(Entries from a visual dataset)

---------------

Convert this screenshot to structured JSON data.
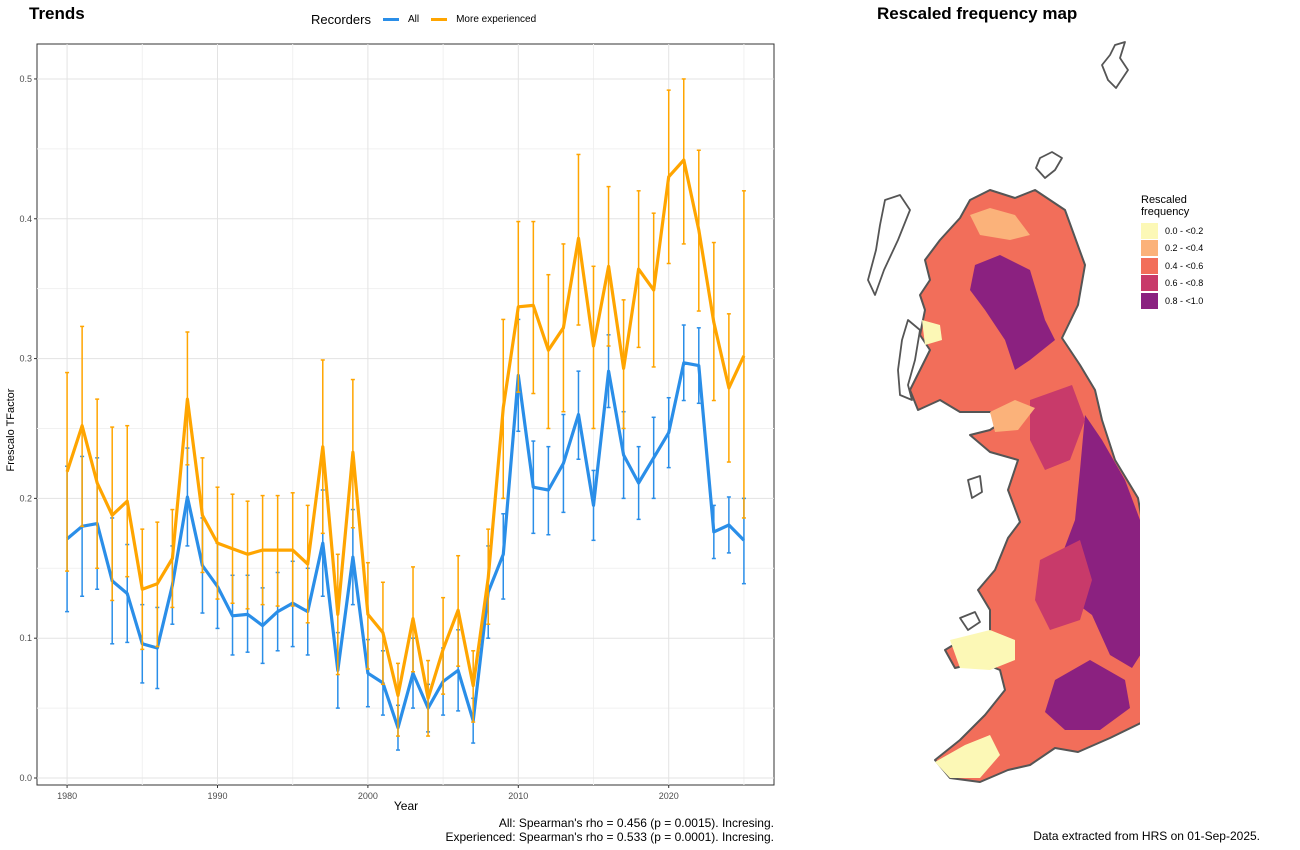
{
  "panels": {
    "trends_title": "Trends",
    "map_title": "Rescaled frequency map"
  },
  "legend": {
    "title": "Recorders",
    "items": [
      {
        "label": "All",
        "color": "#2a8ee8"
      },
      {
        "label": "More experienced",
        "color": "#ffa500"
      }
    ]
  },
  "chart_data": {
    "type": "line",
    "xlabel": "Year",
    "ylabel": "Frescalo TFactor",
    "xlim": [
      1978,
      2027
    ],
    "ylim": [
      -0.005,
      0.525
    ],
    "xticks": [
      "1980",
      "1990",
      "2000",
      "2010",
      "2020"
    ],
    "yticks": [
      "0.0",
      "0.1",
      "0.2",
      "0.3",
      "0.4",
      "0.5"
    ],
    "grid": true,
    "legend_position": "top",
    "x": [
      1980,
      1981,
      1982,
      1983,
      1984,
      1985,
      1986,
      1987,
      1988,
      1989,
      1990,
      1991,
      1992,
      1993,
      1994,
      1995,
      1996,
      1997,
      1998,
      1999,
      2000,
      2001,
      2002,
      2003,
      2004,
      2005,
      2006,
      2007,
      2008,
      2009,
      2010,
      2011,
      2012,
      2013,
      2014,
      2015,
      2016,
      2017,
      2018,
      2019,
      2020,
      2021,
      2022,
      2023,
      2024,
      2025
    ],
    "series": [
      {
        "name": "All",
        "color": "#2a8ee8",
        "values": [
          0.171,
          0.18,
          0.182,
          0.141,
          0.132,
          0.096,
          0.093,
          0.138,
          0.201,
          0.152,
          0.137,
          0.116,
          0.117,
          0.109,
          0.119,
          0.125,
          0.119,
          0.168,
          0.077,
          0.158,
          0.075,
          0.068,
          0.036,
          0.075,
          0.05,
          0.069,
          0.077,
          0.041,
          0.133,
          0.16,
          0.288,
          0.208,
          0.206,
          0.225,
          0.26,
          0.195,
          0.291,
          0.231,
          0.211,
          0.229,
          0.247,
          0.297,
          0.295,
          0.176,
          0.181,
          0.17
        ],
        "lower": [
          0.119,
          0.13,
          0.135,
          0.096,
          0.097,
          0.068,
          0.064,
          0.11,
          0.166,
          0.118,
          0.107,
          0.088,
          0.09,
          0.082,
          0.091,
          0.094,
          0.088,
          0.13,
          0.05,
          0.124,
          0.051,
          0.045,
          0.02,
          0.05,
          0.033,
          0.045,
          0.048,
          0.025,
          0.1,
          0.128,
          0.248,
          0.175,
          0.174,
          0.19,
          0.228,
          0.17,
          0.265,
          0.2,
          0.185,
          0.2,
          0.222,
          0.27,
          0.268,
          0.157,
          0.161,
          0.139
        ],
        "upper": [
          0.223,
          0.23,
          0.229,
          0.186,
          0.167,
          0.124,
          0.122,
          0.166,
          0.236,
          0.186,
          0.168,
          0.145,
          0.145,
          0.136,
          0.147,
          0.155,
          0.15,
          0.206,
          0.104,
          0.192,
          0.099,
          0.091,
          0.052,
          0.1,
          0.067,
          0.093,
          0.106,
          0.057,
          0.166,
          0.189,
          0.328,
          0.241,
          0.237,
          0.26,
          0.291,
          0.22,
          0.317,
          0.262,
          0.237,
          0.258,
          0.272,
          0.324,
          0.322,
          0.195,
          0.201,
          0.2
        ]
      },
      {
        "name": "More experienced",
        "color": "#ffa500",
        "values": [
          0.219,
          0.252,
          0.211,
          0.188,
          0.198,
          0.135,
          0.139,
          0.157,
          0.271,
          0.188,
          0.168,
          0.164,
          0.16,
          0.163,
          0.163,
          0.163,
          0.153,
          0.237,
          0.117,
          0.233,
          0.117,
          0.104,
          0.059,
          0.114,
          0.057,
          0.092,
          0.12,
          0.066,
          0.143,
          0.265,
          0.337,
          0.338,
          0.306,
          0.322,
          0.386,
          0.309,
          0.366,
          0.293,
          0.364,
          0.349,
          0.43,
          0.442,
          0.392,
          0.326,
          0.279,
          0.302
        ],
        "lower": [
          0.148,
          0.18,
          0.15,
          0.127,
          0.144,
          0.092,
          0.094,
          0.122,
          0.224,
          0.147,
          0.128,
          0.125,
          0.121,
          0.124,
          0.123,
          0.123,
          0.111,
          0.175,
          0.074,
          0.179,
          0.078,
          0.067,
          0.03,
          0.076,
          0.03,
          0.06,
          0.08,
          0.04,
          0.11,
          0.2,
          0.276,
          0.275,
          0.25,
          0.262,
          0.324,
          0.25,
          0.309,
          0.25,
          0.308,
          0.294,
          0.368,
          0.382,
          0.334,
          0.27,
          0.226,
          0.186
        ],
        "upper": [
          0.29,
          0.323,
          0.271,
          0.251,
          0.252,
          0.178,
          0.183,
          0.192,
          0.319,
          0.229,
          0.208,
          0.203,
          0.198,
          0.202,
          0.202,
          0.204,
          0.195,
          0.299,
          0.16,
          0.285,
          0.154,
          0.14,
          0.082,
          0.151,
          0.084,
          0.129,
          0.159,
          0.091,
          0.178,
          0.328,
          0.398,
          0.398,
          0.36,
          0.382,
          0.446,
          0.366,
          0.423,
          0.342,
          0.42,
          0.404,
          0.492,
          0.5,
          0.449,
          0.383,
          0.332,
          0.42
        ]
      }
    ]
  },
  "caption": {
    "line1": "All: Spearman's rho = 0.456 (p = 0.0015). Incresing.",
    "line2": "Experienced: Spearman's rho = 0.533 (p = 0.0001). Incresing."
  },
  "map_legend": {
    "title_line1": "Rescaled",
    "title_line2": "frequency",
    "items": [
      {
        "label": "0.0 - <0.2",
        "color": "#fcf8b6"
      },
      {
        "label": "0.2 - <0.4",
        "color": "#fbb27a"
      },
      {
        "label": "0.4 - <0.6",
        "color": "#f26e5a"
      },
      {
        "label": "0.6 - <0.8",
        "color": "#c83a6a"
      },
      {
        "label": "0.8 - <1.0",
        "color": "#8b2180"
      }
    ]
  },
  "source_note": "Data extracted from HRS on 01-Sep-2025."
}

---------------

[What to produce]
Repeat the material above verbatim. Leave the pictures behind.

[Solution to this task]
Convert this screenshot to structured JSON data.
{
  "panels": {
    "trends_title": "Trends",
    "map_title": "Rescaled frequency map"
  },
  "legend": {
    "title": "Recorders",
    "items": [
      {
        "label": "All",
        "color": "#2a8ee8"
      },
      {
        "label": "More experienced",
        "color": "#ffa500"
      }
    ]
  },
  "chart_data": {
    "type": "line",
    "xlabel": "Year",
    "ylabel": "Frescalo TFactor",
    "xlim": [
      1978,
      2027
    ],
    "ylim": [
      -0.005,
      0.525
    ],
    "xticks": [
      "1980",
      "1990",
      "2000",
      "2010",
      "2020"
    ],
    "yticks": [
      "0.0",
      "0.1",
      "0.2",
      "0.3",
      "0.4",
      "0.5"
    ],
    "grid": true,
    "legend_position": "top",
    "x": [
      1980,
      1981,
      1982,
      1983,
      1984,
      1985,
      1986,
      1987,
      1988,
      1989,
      1990,
      1991,
      1992,
      1993,
      1994,
      1995,
      1996,
      1997,
      1998,
      1999,
      2000,
      2001,
      2002,
      2003,
      2004,
      2005,
      2006,
      2007,
      2008,
      2009,
      2010,
      2011,
      2012,
      2013,
      2014,
      2015,
      2016,
      2017,
      2018,
      2019,
      2020,
      2021,
      2022,
      2023,
      2024,
      2025
    ],
    "series": [
      {
        "name": "All",
        "color": "#2a8ee8",
        "values": [
          0.171,
          0.18,
          0.182,
          0.141,
          0.132,
          0.096,
          0.093,
          0.138,
          0.201,
          0.152,
          0.137,
          0.116,
          0.117,
          0.109,
          0.119,
          0.125,
          0.119,
          0.168,
          0.077,
          0.158,
          0.075,
          0.068,
          0.036,
          0.075,
          0.05,
          0.069,
          0.077,
          0.041,
          0.133,
          0.16,
          0.288,
          0.208,
          0.206,
          0.225,
          0.26,
          0.195,
          0.291,
          0.231,
          0.211,
          0.229,
          0.247,
          0.297,
          0.295,
          0.176,
          0.181,
          0.17
        ],
        "lower": [
          0.119,
          0.13,
          0.135,
          0.096,
          0.097,
          0.068,
          0.064,
          0.11,
          0.166,
          0.118,
          0.107,
          0.088,
          0.09,
          0.082,
          0.091,
          0.094,
          0.088,
          0.13,
          0.05,
          0.124,
          0.051,
          0.045,
          0.02,
          0.05,
          0.033,
          0.045,
          0.048,
          0.025,
          0.1,
          0.128,
          0.248,
          0.175,
          0.174,
          0.19,
          0.228,
          0.17,
          0.265,
          0.2,
          0.185,
          0.2,
          0.222,
          0.27,
          0.268,
          0.157,
          0.161,
          0.139
        ],
        "upper": [
          0.223,
          0.23,
          0.229,
          0.186,
          0.167,
          0.124,
          0.122,
          0.166,
          0.236,
          0.186,
          0.168,
          0.145,
          0.145,
          0.136,
          0.147,
          0.155,
          0.15,
          0.206,
          0.104,
          0.192,
          0.099,
          0.091,
          0.052,
          0.1,
          0.067,
          0.093,
          0.106,
          0.057,
          0.166,
          0.189,
          0.328,
          0.241,
          0.237,
          0.26,
          0.291,
          0.22,
          0.317,
          0.262,
          0.237,
          0.258,
          0.272,
          0.324,
          0.322,
          0.195,
          0.201,
          0.2
        ]
      },
      {
        "name": "More experienced",
        "color": "#ffa500",
        "values": [
          0.219,
          0.252,
          0.211,
          0.188,
          0.198,
          0.135,
          0.139,
          0.157,
          0.271,
          0.188,
          0.168,
          0.164,
          0.16,
          0.163,
          0.163,
          0.163,
          0.153,
          0.237,
          0.117,
          0.233,
          0.117,
          0.104,
          0.059,
          0.114,
          0.057,
          0.092,
          0.12,
          0.066,
          0.143,
          0.265,
          0.337,
          0.338,
          0.306,
          0.322,
          0.386,
          0.309,
          0.366,
          0.293,
          0.364,
          0.349,
          0.43,
          0.442,
          0.392,
          0.326,
          0.279,
          0.302
        ],
        "lower": [
          0.148,
          0.18,
          0.15,
          0.127,
          0.144,
          0.092,
          0.094,
          0.122,
          0.224,
          0.147,
          0.128,
          0.125,
          0.121,
          0.124,
          0.123,
          0.123,
          0.111,
          0.175,
          0.074,
          0.179,
          0.078,
          0.067,
          0.03,
          0.076,
          0.03,
          0.06,
          0.08,
          0.04,
          0.11,
          0.2,
          0.276,
          0.275,
          0.25,
          0.262,
          0.324,
          0.25,
          0.309,
          0.25,
          0.308,
          0.294,
          0.368,
          0.382,
          0.334,
          0.27,
          0.226,
          0.186
        ],
        "upper": [
          0.29,
          0.323,
          0.271,
          0.251,
          0.252,
          0.178,
          0.183,
          0.192,
          0.319,
          0.229,
          0.208,
          0.203,
          0.198,
          0.202,
          0.202,
          0.204,
          0.195,
          0.299,
          0.16,
          0.285,
          0.154,
          0.14,
          0.082,
          0.151,
          0.084,
          0.129,
          0.159,
          0.091,
          0.178,
          0.328,
          0.398,
          0.398,
          0.36,
          0.382,
          0.446,
          0.366,
          0.423,
          0.342,
          0.42,
          0.404,
          0.492,
          0.5,
          0.449,
          0.383,
          0.332,
          0.42
        ]
      }
    ]
  },
  "caption": {
    "line1": "All: Spearman's rho = 0.456 (p = 0.0015). Incresing.",
    "line2": "Experienced: Spearman's rho = 0.533 (p = 0.0001). Incresing."
  },
  "map_legend": {
    "title_line1": "Rescaled",
    "title_line2": "frequency",
    "items": [
      {
        "label": "0.0 - <0.2",
        "color": "#fcf8b6"
      },
      {
        "label": "0.2 - <0.4",
        "color": "#fbb27a"
      },
      {
        "label": "0.4 - <0.6",
        "color": "#f26e5a"
      },
      {
        "label": "0.6 - <0.8",
        "color": "#c83a6a"
      },
      {
        "label": "0.8 - <1.0",
        "color": "#8b2180"
      }
    ]
  },
  "source_note": "Data extracted from HRS on 01-Sep-2025."
}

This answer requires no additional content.